Stored data

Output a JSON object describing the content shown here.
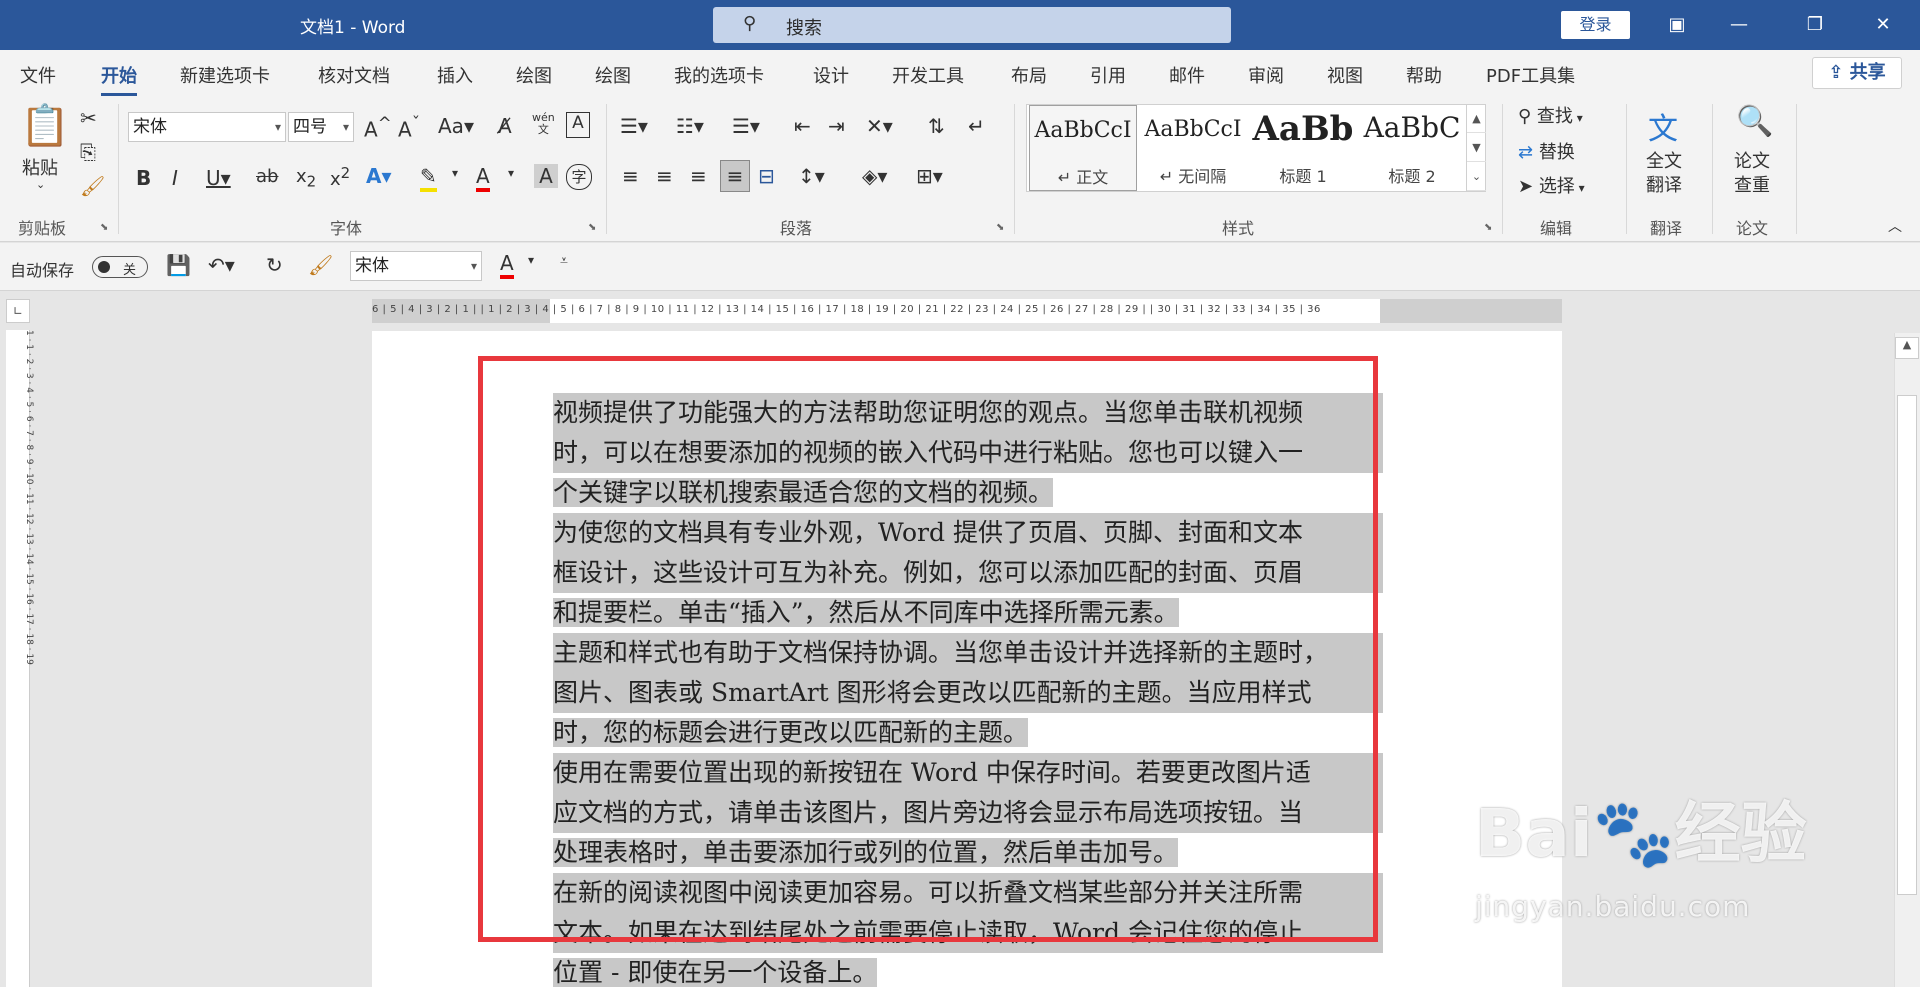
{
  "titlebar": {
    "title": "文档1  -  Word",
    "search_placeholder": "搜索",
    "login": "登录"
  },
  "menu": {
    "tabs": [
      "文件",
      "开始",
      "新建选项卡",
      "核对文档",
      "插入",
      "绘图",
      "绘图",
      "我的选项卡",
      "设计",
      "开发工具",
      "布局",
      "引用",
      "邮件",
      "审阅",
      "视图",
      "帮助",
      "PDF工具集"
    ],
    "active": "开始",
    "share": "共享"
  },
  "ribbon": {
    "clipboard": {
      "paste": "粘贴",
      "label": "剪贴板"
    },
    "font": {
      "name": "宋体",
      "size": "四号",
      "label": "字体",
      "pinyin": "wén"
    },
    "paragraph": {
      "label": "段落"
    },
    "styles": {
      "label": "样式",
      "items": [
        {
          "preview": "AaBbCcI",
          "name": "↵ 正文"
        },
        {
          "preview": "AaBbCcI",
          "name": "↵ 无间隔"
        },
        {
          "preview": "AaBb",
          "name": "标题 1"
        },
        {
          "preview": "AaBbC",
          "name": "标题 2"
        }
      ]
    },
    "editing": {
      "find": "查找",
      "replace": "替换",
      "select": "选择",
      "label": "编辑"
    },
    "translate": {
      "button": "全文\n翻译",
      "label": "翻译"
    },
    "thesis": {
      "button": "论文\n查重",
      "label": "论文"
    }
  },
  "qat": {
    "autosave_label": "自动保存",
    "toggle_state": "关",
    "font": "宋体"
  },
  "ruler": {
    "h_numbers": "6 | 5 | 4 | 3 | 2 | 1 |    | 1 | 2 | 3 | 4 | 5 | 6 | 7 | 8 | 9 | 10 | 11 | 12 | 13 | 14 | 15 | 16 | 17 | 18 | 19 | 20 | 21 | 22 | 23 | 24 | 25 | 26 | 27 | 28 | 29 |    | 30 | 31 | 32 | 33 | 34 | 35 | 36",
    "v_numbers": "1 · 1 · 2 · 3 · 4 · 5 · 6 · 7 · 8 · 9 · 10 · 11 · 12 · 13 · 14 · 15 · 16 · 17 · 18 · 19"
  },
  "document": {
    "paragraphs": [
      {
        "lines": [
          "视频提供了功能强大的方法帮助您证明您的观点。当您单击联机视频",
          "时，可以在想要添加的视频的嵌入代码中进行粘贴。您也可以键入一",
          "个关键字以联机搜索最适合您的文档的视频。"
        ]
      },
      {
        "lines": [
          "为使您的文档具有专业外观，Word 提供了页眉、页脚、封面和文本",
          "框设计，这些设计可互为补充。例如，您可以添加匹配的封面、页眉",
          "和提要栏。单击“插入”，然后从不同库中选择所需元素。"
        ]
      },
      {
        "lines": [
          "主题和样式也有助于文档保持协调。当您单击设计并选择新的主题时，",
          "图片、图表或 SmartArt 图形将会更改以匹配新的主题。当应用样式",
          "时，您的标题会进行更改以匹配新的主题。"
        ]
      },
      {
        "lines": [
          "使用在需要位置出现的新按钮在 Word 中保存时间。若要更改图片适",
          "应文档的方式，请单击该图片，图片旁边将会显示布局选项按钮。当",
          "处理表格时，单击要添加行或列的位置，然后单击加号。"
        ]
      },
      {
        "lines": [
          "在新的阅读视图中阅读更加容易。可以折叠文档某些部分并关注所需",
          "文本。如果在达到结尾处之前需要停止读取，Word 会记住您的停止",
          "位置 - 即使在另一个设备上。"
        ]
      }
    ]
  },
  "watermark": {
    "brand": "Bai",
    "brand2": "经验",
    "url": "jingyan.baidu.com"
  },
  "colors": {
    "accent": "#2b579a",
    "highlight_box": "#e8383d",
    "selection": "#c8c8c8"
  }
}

- WHAT IS ASKED
The records above are to be quoted exactly, with all pictures left out.

- THE COMPLETED TASK
Output a JSON object describing the content shown here.
{
  "titlebar": {
    "title": "文档1  -  Word",
    "search_placeholder": "搜索",
    "login": "登录"
  },
  "menu": {
    "tabs": [
      "文件",
      "开始",
      "新建选项卡",
      "核对文档",
      "插入",
      "绘图",
      "绘图",
      "我的选项卡",
      "设计",
      "开发工具",
      "布局",
      "引用",
      "邮件",
      "审阅",
      "视图",
      "帮助",
      "PDF工具集"
    ],
    "active": "开始",
    "share": "共享"
  },
  "ribbon": {
    "clipboard": {
      "paste": "粘贴",
      "label": "剪贴板"
    },
    "font": {
      "name": "宋体",
      "size": "四号",
      "label": "字体",
      "pinyin": "wén"
    },
    "paragraph": {
      "label": "段落"
    },
    "styles": {
      "label": "样式",
      "items": [
        {
          "preview": "AaBbCcI",
          "name": "↵ 正文"
        },
        {
          "preview": "AaBbCcI",
          "name": "↵ 无间隔"
        },
        {
          "preview": "AaBb",
          "name": "标题 1"
        },
        {
          "preview": "AaBbC",
          "name": "标题 2"
        }
      ]
    },
    "editing": {
      "find": "查找",
      "replace": "替换",
      "select": "选择",
      "label": "编辑"
    },
    "translate": {
      "button": "全文\n翻译",
      "label": "翻译"
    },
    "thesis": {
      "button": "论文\n查重",
      "label": "论文"
    }
  },
  "qat": {
    "autosave_label": "自动保存",
    "toggle_state": "关",
    "font": "宋体"
  },
  "ruler": {
    "h_numbers": "6 | 5 | 4 | 3 | 2 | 1 |    | 1 | 2 | 3 | 4 | 5 | 6 | 7 | 8 | 9 | 10 | 11 | 12 | 13 | 14 | 15 | 16 | 17 | 18 | 19 | 20 | 21 | 22 | 23 | 24 | 25 | 26 | 27 | 28 | 29 |    | 30 | 31 | 32 | 33 | 34 | 35 | 36",
    "v_numbers": "1 · 1 · 2 · 3 · 4 · 5 · 6 · 7 · 8 · 9 · 10 · 11 · 12 · 13 · 14 · 15 · 16 · 17 · 18 · 19"
  },
  "document": {
    "paragraphs": [
      {
        "lines": [
          "视频提供了功能强大的方法帮助您证明您的观点。当您单击联机视频",
          "时，可以在想要添加的视频的嵌入代码中进行粘贴。您也可以键入一",
          "个关键字以联机搜索最适合您的文档的视频。"
        ]
      },
      {
        "lines": [
          "为使您的文档具有专业外观，Word 提供了页眉、页脚、封面和文本",
          "框设计，这些设计可互为补充。例如，您可以添加匹配的封面、页眉",
          "和提要栏。单击“插入”，然后从不同库中选择所需元素。"
        ]
      },
      {
        "lines": [
          "主题和样式也有助于文档保持协调。当您单击设计并选择新的主题时，",
          "图片、图表或 SmartArt 图形将会更改以匹配新的主题。当应用样式",
          "时，您的标题会进行更改以匹配新的主题。"
        ]
      },
      {
        "lines": [
          "使用在需要位置出现的新按钮在 Word 中保存时间。若要更改图片适",
          "应文档的方式，请单击该图片，图片旁边将会显示布局选项按钮。当",
          "处理表格时，单击要添加行或列的位置，然后单击加号。"
        ]
      },
      {
        "lines": [
          "在新的阅读视图中阅读更加容易。可以折叠文档某些部分并关注所需",
          "文本。如果在达到结尾处之前需要停止读取，Word 会记住您的停止",
          "位置 - 即使在另一个设备上。"
        ]
      }
    ]
  },
  "watermark": {
    "brand": "Bai",
    "brand2": "经验",
    "url": "jingyan.baidu.com"
  },
  "colors": {
    "accent": "#2b579a",
    "highlight_box": "#e8383d",
    "selection": "#c8c8c8"
  }
}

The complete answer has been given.